INSTRUCTION:
Transcribe every line of the data below, reproducing each one character for character.

(Entries in the collection)
* BEGIN *
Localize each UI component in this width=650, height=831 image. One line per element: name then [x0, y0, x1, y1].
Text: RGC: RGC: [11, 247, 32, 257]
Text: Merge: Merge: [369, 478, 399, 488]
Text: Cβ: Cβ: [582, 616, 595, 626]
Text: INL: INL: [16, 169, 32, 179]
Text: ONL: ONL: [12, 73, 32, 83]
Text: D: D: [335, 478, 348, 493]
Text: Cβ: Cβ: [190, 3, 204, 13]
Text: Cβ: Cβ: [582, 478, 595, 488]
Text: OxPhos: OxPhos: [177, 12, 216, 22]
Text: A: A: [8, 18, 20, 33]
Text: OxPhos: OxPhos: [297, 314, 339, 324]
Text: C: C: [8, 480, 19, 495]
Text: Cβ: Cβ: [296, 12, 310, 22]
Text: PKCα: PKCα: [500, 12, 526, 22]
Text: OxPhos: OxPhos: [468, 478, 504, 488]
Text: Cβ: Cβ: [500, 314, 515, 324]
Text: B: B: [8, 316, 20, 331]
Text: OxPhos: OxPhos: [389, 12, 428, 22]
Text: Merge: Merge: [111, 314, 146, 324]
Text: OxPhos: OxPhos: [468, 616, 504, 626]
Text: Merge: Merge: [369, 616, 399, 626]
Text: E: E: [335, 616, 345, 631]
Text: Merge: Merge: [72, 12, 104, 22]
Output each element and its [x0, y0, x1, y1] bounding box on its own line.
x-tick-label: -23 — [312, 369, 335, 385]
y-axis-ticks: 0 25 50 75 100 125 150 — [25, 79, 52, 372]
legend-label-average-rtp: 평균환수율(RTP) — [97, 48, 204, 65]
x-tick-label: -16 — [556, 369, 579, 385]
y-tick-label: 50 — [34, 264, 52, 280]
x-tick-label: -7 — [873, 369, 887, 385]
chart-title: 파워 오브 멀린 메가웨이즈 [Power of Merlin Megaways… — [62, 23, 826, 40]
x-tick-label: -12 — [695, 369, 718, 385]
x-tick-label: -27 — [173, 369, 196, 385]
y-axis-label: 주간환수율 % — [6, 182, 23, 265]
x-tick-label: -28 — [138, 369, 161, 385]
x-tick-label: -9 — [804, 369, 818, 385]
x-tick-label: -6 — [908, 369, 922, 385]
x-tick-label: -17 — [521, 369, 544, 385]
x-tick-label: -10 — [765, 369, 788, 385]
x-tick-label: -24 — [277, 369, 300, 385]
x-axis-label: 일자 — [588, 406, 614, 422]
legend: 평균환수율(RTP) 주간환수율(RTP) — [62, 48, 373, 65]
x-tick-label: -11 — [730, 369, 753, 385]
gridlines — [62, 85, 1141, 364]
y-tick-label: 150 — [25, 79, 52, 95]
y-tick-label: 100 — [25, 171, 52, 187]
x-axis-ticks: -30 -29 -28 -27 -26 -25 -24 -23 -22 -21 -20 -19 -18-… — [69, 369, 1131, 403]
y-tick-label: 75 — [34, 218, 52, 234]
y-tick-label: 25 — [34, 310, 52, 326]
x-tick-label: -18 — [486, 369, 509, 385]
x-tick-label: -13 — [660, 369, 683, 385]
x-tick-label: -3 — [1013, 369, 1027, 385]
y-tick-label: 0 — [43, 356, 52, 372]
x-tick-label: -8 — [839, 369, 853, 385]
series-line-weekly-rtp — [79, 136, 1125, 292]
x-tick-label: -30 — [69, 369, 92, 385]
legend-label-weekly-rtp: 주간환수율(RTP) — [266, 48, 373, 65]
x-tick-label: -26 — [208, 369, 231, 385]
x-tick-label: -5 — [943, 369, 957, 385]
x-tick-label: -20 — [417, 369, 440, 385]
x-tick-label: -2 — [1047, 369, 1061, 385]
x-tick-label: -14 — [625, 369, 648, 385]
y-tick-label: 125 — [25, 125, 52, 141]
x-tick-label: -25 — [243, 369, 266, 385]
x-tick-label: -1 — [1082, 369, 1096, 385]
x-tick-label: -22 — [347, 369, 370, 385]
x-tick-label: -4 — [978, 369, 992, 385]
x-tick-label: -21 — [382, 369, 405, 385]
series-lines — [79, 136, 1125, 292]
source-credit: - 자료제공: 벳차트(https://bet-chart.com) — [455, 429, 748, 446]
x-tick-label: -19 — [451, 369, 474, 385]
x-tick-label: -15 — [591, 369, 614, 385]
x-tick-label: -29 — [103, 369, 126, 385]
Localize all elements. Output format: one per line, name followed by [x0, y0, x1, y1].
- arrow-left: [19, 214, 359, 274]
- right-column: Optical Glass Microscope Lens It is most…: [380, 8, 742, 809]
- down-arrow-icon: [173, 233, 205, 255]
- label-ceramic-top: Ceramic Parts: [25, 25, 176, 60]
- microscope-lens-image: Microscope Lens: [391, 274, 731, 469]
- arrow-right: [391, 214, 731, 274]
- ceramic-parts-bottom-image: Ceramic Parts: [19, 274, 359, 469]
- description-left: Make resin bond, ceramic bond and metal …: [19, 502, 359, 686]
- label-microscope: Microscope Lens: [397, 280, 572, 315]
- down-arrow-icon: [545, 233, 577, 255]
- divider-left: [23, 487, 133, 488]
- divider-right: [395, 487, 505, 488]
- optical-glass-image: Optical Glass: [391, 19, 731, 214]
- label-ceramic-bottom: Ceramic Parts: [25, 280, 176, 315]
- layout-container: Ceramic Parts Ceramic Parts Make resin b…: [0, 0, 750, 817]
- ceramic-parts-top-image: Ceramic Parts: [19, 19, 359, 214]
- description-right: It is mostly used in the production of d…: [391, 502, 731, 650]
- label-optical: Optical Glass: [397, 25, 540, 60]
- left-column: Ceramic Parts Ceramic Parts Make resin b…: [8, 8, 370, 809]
* END *
COMPLETED TASK:
Localize each UI component in this width=650, height=831 image. One line per element: name then [x0, y0, x1, y1].
Text: RGC: RGC: [11, 247, 32, 257]
Text: Merge: Merge: [369, 478, 399, 488]
Text: Cβ: Cβ: [582, 616, 595, 626]
Text: INL: INL: [16, 169, 32, 179]
Text: ONL: ONL: [12, 73, 32, 83]
Text: D: D: [335, 478, 348, 493]
Text: Cβ: Cβ: [190, 3, 204, 13]
Text: Cβ: Cβ: [582, 478, 595, 488]
Text: OxPhos: OxPhos: [177, 12, 216, 22]
Text: A: A: [8, 18, 20, 33]
Text: OxPhos: OxPhos: [297, 314, 339, 324]
Text: C: C: [8, 480, 19, 495]
Text: Cβ: Cβ: [296, 12, 310, 22]
Text: PKCα: PKCα: [500, 12, 526, 22]
Text: OxPhos: OxPhos: [468, 478, 504, 488]
Text: Cβ: Cβ: [500, 314, 515, 324]
Text: B: B: [8, 316, 20, 331]
Text: OxPhos: OxPhos: [389, 12, 428, 22]
Text: Merge: Merge: [111, 314, 146, 324]
Text: OxPhos: OxPhos: [468, 616, 504, 626]
Text: Merge: Merge: [369, 616, 399, 626]
Text: E: E: [335, 616, 345, 631]
Text: Merge: Merge: [72, 12, 104, 22]
Output each element and its [x0, y0, x1, y1] bounding box on its own line.
x-tick-label: -23 — [312, 369, 335, 385]
y-axis-ticks: 0 25 50 75 100 125 150 — [25, 79, 52, 372]
legend-label-average-rtp: 평균환수율(RTP) — [97, 48, 204, 65]
x-tick-label: -16 — [556, 369, 579, 385]
y-tick-label: 50 — [34, 264, 52, 280]
x-tick-label: -7 — [873, 369, 887, 385]
chart-title: 파워 오브 멀린 메가웨이즈 [Power of Merlin Megaways… — [62, 23, 826, 40]
x-tick-label: -12 — [695, 369, 718, 385]
x-tick-label: -27 — [173, 369, 196, 385]
y-axis-label: 주간환수율 % — [6, 182, 23, 265]
x-tick-label: -28 — [138, 369, 161, 385]
x-tick-label: -9 — [804, 369, 818, 385]
x-tick-label: -6 — [908, 369, 922, 385]
x-tick-label: -17 — [521, 369, 544, 385]
x-tick-label: -10 — [765, 369, 788, 385]
x-tick-label: -24 — [277, 369, 300, 385]
x-axis-label: 일자 — [588, 406, 614, 422]
legend: 평균환수율(RTP) 주간환수율(RTP) — [62, 48, 373, 65]
x-tick-label: -11 — [730, 369, 753, 385]
gridlines — [62, 85, 1141, 364]
y-tick-label: 150 — [25, 79, 52, 95]
y-tick-label: 100 — [25, 171, 52, 187]
x-axis-ticks: -30 -29 -28 -27 -26 -25 -24 -23 -22 -21 -20 -19 -18-… — [69, 369, 1131, 403]
y-tick-label: 75 — [34, 218, 52, 234]
y-tick-label: 25 — [34, 310, 52, 326]
x-tick-label: -18 — [486, 369, 509, 385]
x-tick-label: -13 — [660, 369, 683, 385]
x-tick-label: -3 — [1013, 369, 1027, 385]
y-tick-label: 0 — [43, 356, 52, 372]
x-tick-label: -8 — [839, 369, 853, 385]
series-line-weekly-rtp — [79, 136, 1125, 292]
x-tick-label: -30 — [69, 369, 92, 385]
legend-label-weekly-rtp: 주간환수율(RTP) — [266, 48, 373, 65]
x-tick-label: -26 — [208, 369, 231, 385]
x-tick-label: -5 — [943, 369, 957, 385]
x-tick-label: -20 — [417, 369, 440, 385]
x-tick-label: -2 — [1047, 369, 1061, 385]
x-tick-label: -14 — [625, 369, 648, 385]
y-tick-label: 125 — [25, 125, 52, 141]
x-tick-label: -25 — [243, 369, 266, 385]
x-tick-label: -1 — [1082, 369, 1096, 385]
x-tick-label: -22 — [347, 369, 370, 385]
x-tick-label: -4 — [978, 369, 992, 385]
x-tick-label: -21 — [382, 369, 405, 385]
series-lines — [79, 136, 1125, 292]
source-credit: - 자료제공: 벳차트(https://bet-chart.com) — [455, 429, 748, 446]
x-tick-label: -19 — [451, 369, 474, 385]
x-tick-label: -15 — [591, 369, 614, 385]
x-tick-label: -29 — [103, 369, 126, 385]
Localize all elements. Output format: one per line, name followed by [x0, y0, x1, y1].
- arrow-left: [19, 214, 359, 274]
- right-column: Optical Glass Microscope Lens It is most…: [380, 8, 742, 809]
- down-arrow-icon: [173, 233, 205, 255]
- label-ceramic-top: Ceramic Parts: [25, 25, 176, 60]
- microscope-lens-image: Microscope Lens: [391, 274, 731, 469]
- arrow-right: [391, 214, 731, 274]
- ceramic-parts-bottom-image: Ceramic Parts: [19, 274, 359, 469]
- description-left: Make resin bond, ceramic bond and metal …: [19, 502, 359, 686]
- label-microscope: Microscope Lens: [397, 280, 572, 315]
- down-arrow-icon: [545, 233, 577, 255]
- divider-left: [23, 487, 133, 488]
- divider-right: [395, 487, 505, 488]
- optical-glass-image: Optical Glass: [391, 19, 731, 214]
- label-ceramic-bottom: Ceramic Parts: [25, 280, 176, 315]
- layout-container: Ceramic Parts Ceramic Parts Make resin b…: [0, 0, 750, 817]
- ceramic-parts-top-image: Ceramic Parts: [19, 19, 359, 214]
- description-right: It is mostly used in the production of d…: [391, 502, 731, 650]
- label-optical: Optical Glass: [397, 25, 540, 60]
- left-column: Ceramic Parts Ceramic Parts Make resin b…: [8, 8, 370, 809]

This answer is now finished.